MATERIAL FOR THIS EXERCISE:
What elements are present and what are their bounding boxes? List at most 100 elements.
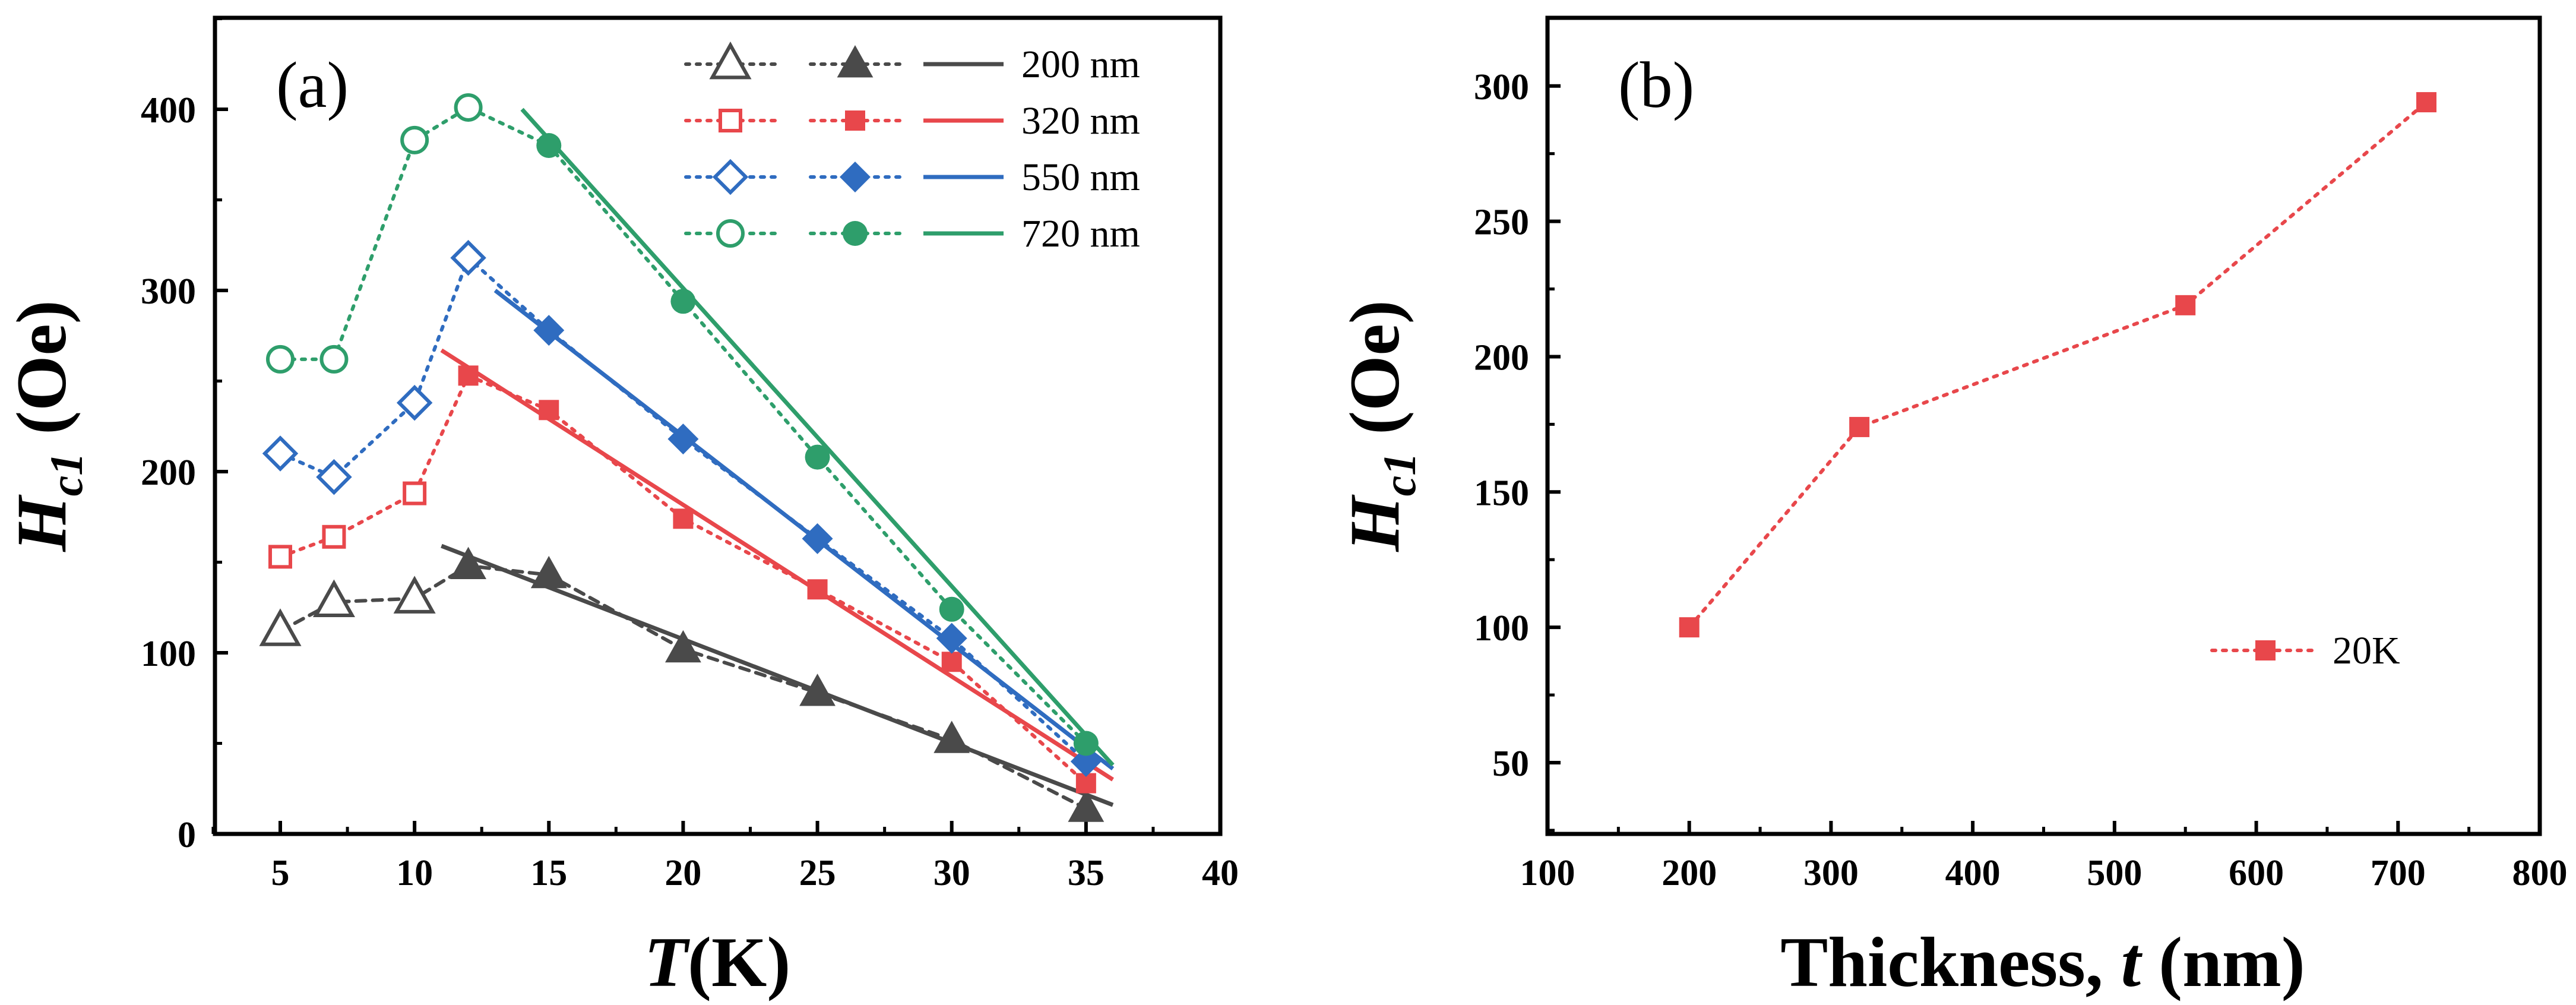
- chart-b-y-tick-label: 50: [1492, 744, 1529, 784]
- chart-b-series-line-20K: [1687, 100, 2429, 630]
- chart-a-y-tick-label: 0: [178, 815, 196, 855]
- chart-a-x-axis-title: T(K): [644, 922, 791, 1001]
- chart-b-y-tick-labels: 50 100 150 200 250 300: [1474, 67, 1529, 784]
- chart-b-legend-marker: [2255, 640, 2276, 660]
- chart-a-point-open-550-nm: [396, 384, 433, 421]
- chart-a-panel-label: (a): [276, 49, 349, 121]
- chart-a-legend-label-720-nm: 720 nm: [1021, 212, 1140, 255]
- chart-b-y-tick-label: 250: [1474, 203, 1529, 243]
- chart-a-point-filled-720-nm: [939, 596, 964, 622]
- chart-b-y-tick-label: 150: [1474, 473, 1529, 513]
- chart-a-plot-area: [211, 17, 1222, 836]
- chart-b-legend-label: 20K: [2333, 629, 2400, 672]
- chart-a-point-filled-550-nm: [802, 523, 833, 554]
- chart-a-point-filled-200-nm: [799, 674, 836, 706]
- chart-b-point-20K: [1679, 617, 1700, 638]
- chart-a-legend-label-200-nm: 200 nm: [1021, 43, 1140, 86]
- chart-a-point-filled-200-nm: [665, 630, 701, 663]
- chart-a-point-filled-200-nm: [933, 720, 970, 753]
- chart-b-x-tick-label: 700: [2371, 853, 2426, 893]
- chart-a-frame: [213, 15, 1223, 836]
- chart-b-x-tick-label: 400: [1945, 853, 2001, 893]
- chart-panel-a: (a) 200 nm 320 nm 550 nm 720 nm 5 10 15 20 25 30…: [2, 15, 1239, 1001]
- chart-a-fit-line-720-nm: [520, 108, 1115, 767]
- chart-a-x-tick-label: 25: [799, 853, 836, 893]
- chart-a-point-open-200-nm: [393, 576, 436, 614]
- chart-a-fit-line-320-nm: [440, 348, 1114, 782]
- chart-b-x-tick-label: 300: [1803, 853, 1859, 893]
- chart-a-y-tick-label: 400: [141, 90, 196, 131]
- chart-b-y-axis-title: Hc1(Oe): [1335, 300, 1425, 552]
- chart-a-point-filled-550-nm: [533, 315, 565, 346]
- chart-a-point-filled-720-nm: [536, 133, 562, 158]
- chart-a-point-open-720-nm: [454, 93, 483, 122]
- chart-b-point-20K: [2416, 92, 2437, 113]
- chart-a-legend-filled-marker-720-nm: [843, 221, 868, 246]
- chart-a-point-filled-720-nm: [805, 444, 830, 470]
- chart-b-legend: 20K: [2210, 629, 2400, 672]
- chart-b-x-axis-title: Thickness, t (nm): [1780, 922, 2305, 1001]
- chart-a-point-open-550-nm: [262, 435, 299, 472]
- chart-a-point-open-720-nm: [266, 345, 295, 374]
- chart-a-point-open-550-nm: [316, 459, 352, 495]
- chart-a-point-filled-320-nm: [458, 365, 479, 386]
- chart-a-point-filled-550-nm: [667, 424, 699, 455]
- chart-a-point-filled-720-nm: [1073, 731, 1099, 756]
- chart-a-point-filled-200-nm: [450, 546, 486, 579]
- chart-a-legend-open-marker-200-nm: [709, 41, 752, 80]
- chart-b-y-tick-label: 100: [1474, 608, 1529, 649]
- chart-panel-b: (b) 20K 100 200 300 400 500 600 700 800 50 100 15…: [1335, 15, 2568, 1001]
- chart-a-x-tick-label: 10: [396, 853, 433, 893]
- chart-b-x-tick-labels: 100 200 300 400 500 600 700 800: [1520, 853, 2568, 893]
- chart-a-point-filled-550-nm: [1070, 746, 1102, 777]
- chart-a-x-tick-labels: 5 10 15 20 25 30 35 40: [271, 853, 1239, 893]
- chart-a-point-filled-200-nm: [1068, 789, 1105, 822]
- chart-a-x-tick-label: 20: [664, 853, 701, 893]
- chart-a-y-tick-label: 300: [141, 271, 196, 312]
- chart-a-point-open-550-nm: [450, 239, 486, 276]
- chart-a-point-filled-720-nm: [670, 289, 696, 314]
- chart-a-point-open-320-nm: [322, 524, 346, 549]
- chart-b-plot-area: [1546, 17, 2542, 834]
- chart-a-legend-filled-marker-320-nm: [845, 110, 865, 131]
- chart-b-point-20K: [1849, 416, 1870, 437]
- chart-b-frame: [1545, 15, 2542, 836]
- chart-a-legend-open-marker-550-nm: [712, 159, 749, 195]
- chart-a-x-tick-label: 35: [1068, 853, 1105, 893]
- chart-a-x-tick-label: 40: [1202, 853, 1239, 893]
- chart-a-x-tick-label: 30: [933, 853, 970, 893]
- chart-b-y-tick-label: 300: [1474, 67, 1529, 108]
- chart-a-point-filled-550-nm: [936, 622, 967, 654]
- chart-b-x-tick-label: 800: [2512, 853, 2568, 893]
- chart-a-point-filled-320-nm: [673, 508, 694, 529]
- chart-b-y-tick-label: 200: [1474, 337, 1529, 378]
- chart-b-x-tick-label: 200: [1662, 853, 1717, 893]
- chart-a-x-tick-label: 5: [271, 853, 290, 893]
- chart-b-x-tick-label: 500: [2087, 853, 2142, 893]
- chart-b-point-20K: [2175, 295, 2196, 315]
- chart-a-legend-filled-marker-550-nm: [840, 162, 871, 192]
- chart-b-x-tick-label: 100: [1520, 853, 1575, 893]
- chart-b-panel-label: (b): [1618, 49, 1694, 121]
- chart-a-point-open-200-nm: [312, 579, 355, 617]
- chart-a-fit-line-200-nm: [441, 543, 1114, 807]
- chart-a-point-open-720-nm: [319, 345, 349, 374]
- chart-a-point-filled-320-nm: [807, 579, 828, 600]
- chart-a-legend-label-320-nm: 320 nm: [1021, 99, 1140, 143]
- chart-b-x-tick-label: 600: [2229, 853, 2284, 893]
- chart-a-y-tick-label: 200: [141, 453, 196, 493]
- chart-a-legend-open-marker-320-nm: [719, 109, 742, 132]
- chart-a-y-tick-labels: 0 100 200 300 400: [141, 90, 196, 855]
- chart-a-fit-line-550-nm: [493, 289, 1115, 770]
- chart-a-point-filled-320-nm: [539, 400, 559, 421]
- chart-a-point-filled-320-nm: [941, 652, 962, 672]
- chart-a-legend: 200 nm 320 nm 550 nm 720 nm: [684, 41, 1140, 255]
- chart-a-point-open-720-nm: [400, 125, 429, 154]
- chart-a-point-open-320-nm: [268, 545, 292, 569]
- chart-a-y-tick-label: 100: [141, 634, 196, 674]
- chart-a-point-open-200-nm: [259, 608, 302, 646]
- chart-a-y-axis-title: Hc1(Oe): [2, 300, 92, 552]
- chart-a-legend-label-550-nm: 550 nm: [1021, 156, 1140, 199]
- chart-a-legend-filled-marker-200-nm: [837, 45, 874, 78]
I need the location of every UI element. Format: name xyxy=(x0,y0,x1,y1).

TASK DESCRIPTION: Copy every item above line for line, without changing anything, and leave the pictures out of your copy.

FINISHED ANSWER:
What elements are present and what are their bounding boxes? List at most 100 elements.
- chart-b-y-tick-label: 50: [1492, 744, 1529, 784]
- chart-b-series-line-20K: [1687, 100, 2429, 630]
- chart-a-y-tick-label: 0: [178, 815, 196, 855]
- chart-a-x-axis-title: T(K): [644, 922, 791, 1001]
- chart-b-y-tick-labels: 50 100 150 200 250 300: [1474, 67, 1529, 784]
- chart-b-legend-marker: [2255, 640, 2276, 660]
- chart-a-point-open-550-nm: [396, 384, 433, 421]
- chart-a-panel-label: (a): [276, 49, 349, 121]
- chart-a-legend-label-720-nm: 720 nm: [1021, 212, 1140, 255]
- chart-b-y-tick-label: 250: [1474, 203, 1529, 243]
- chart-a-point-filled-720-nm: [939, 596, 964, 622]
- chart-b-y-tick-label: 150: [1474, 473, 1529, 513]
- chart-a-plot-area: [211, 17, 1222, 836]
- chart-b-legend-label: 20K: [2333, 629, 2400, 672]
- chart-a-point-filled-550-nm: [802, 523, 833, 554]
- chart-a-point-filled-200-nm: [799, 674, 836, 706]
- chart-b-point-20K: [1679, 617, 1700, 638]
- chart-a-legend-label-200-nm: 200 nm: [1021, 43, 1140, 86]
- chart-a-point-filled-200-nm: [665, 630, 701, 663]
- chart-a-point-filled-200-nm: [933, 720, 970, 753]
- chart-b-x-tick-label: 700: [2371, 853, 2426, 893]
- chart-a-frame: [213, 15, 1223, 836]
- chart-b-x-tick-label: 400: [1945, 853, 2001, 893]
- chart-panel-a: (a) 200 nm 320 nm 550 nm 720 nm 5 10 15 20 25 30…: [2, 15, 1239, 1001]
- chart-a-fit-line-720-nm: [520, 108, 1115, 767]
- chart-a-x-tick-label: 25: [799, 853, 836, 893]
- chart-a-point-open-200-nm: [393, 576, 436, 614]
- chart-a-fit-line-320-nm: [440, 348, 1114, 782]
- chart-b-x-tick-label: 300: [1803, 853, 1859, 893]
- chart-a-y-tick-label: 400: [141, 90, 196, 131]
- chart-b-y-axis-title: Hc1(Oe): [1335, 300, 1425, 552]
- chart-a-point-filled-550-nm: [533, 315, 565, 346]
- chart-a-point-filled-720-nm: [536, 133, 562, 158]
- chart-a-point-open-720-nm: [454, 93, 483, 122]
- chart-b-point-20K: [2416, 92, 2437, 113]
- chart-a-legend-filled-marker-720-nm: [843, 221, 868, 246]
- chart-a-point-filled-720-nm: [805, 444, 830, 470]
- chart-b-legend: 20K: [2210, 629, 2400, 672]
- chart-b-x-axis-title: Thickness, t (nm): [1780, 922, 2305, 1001]
- chart-a-point-open-550-nm: [262, 435, 299, 472]
- chart-a-point-open-720-nm: [266, 345, 295, 374]
- chart-a-point-open-550-nm: [316, 459, 352, 495]
- chart-a-point-filled-320-nm: [458, 365, 479, 386]
- chart-a-point-filled-550-nm: [667, 424, 699, 455]
- chart-a-point-filled-720-nm: [1073, 731, 1099, 756]
- chart-a-point-filled-200-nm: [450, 546, 486, 579]
- chart-a-legend-open-marker-200-nm: [709, 41, 752, 80]
- chart-b-y-tick-label: 100: [1474, 608, 1529, 649]
- chart-panel-b: (b) 20K 100 200 300 400 500 600 700 800 50 100 15…: [1335, 15, 2568, 1001]
- chart-a-x-tick-label: 10: [396, 853, 433, 893]
- chart-b-x-tick-labels: 100 200 300 400 500 600 700 800: [1520, 853, 2568, 893]
- chart-a-point-filled-550-nm: [1070, 746, 1102, 777]
- chart-a-x-tick-labels: 5 10 15 20 25 30 35 40: [271, 853, 1239, 893]
- chart-a-point-filled-200-nm: [1068, 789, 1105, 822]
- chart-a-x-tick-label: 20: [664, 853, 701, 893]
- chart-a-y-tick-label: 300: [141, 271, 196, 312]
- chart-a-point-open-550-nm: [450, 239, 486, 276]
- chart-a-point-filled-720-nm: [670, 289, 696, 314]
- chart-a-point-open-320-nm: [322, 524, 346, 549]
- chart-b-plot-area: [1546, 17, 2542, 834]
- chart-a-legend-filled-marker-320-nm: [845, 110, 865, 131]
- chart-b-point-20K: [1849, 416, 1870, 437]
- chart-b-frame: [1545, 15, 2542, 836]
- chart-a-legend-open-marker-550-nm: [712, 159, 749, 195]
- chart-a-x-tick-label: 35: [1068, 853, 1105, 893]
- chart-a-x-tick-label: 40: [1202, 853, 1239, 893]
- chart-a-x-tick-label: 30: [933, 853, 970, 893]
- chart-b-y-tick-label: 300: [1474, 67, 1529, 108]
- chart-a-point-filled-550-nm: [936, 622, 967, 654]
- chart-b-x-tick-label: 800: [2512, 853, 2568, 893]
- chart-a-point-filled-320-nm: [673, 508, 694, 529]
- chart-b-y-tick-label: 200: [1474, 337, 1529, 378]
- chart-b-x-tick-label: 200: [1662, 853, 1717, 893]
- chart-a-x-tick-label: 5: [271, 853, 290, 893]
- chart-b-x-tick-label: 500: [2087, 853, 2142, 893]
- chart-b-point-20K: [2175, 295, 2196, 315]
- chart-a-legend-filled-marker-550-nm: [840, 162, 871, 192]
- chart-b-x-tick-label: 100: [1520, 853, 1575, 893]
- chart-b-panel-label: (b): [1618, 49, 1694, 121]
- chart-a-point-open-200-nm: [312, 579, 355, 617]
- chart-a-fit-line-200-nm: [441, 543, 1114, 807]
- chart-a-point-open-720-nm: [319, 345, 349, 374]
- chart-a-point-filled-320-nm: [807, 579, 828, 600]
- chart-a-legend-label-320-nm: 320 nm: [1021, 99, 1140, 143]
- chart-b-x-tick-label: 600: [2229, 853, 2284, 893]
- chart-a-y-tick-label: 200: [141, 453, 196, 493]
- chart-a-legend-open-marker-320-nm: [719, 109, 742, 132]
- chart-a-y-tick-labels: 0 100 200 300 400: [141, 90, 196, 855]
- chart-a-fit-line-550-nm: [493, 289, 1115, 770]
- chart-a-point-filled-320-nm: [539, 400, 559, 421]
- chart-a-point-filled-320-nm: [941, 652, 962, 672]
- chart-a-legend: 200 nm 320 nm 550 nm 720 nm: [684, 41, 1140, 255]
- chart-a-point-open-720-nm: [400, 125, 429, 154]
- chart-a-point-open-320-nm: [268, 545, 292, 569]
- chart-a-y-tick-label: 100: [141, 634, 196, 674]
- chart-a-point-open-200-nm: [259, 608, 302, 646]
- chart-a-y-axis-title: Hc1(Oe): [2, 300, 92, 552]
- chart-a-legend-label-550-nm: 550 nm: [1021, 156, 1140, 199]
- chart-a-legend-filled-marker-200-nm: [837, 45, 874, 78]
I need the location of every UI element. Format: name xyxy=(x0,y0,x1,y1).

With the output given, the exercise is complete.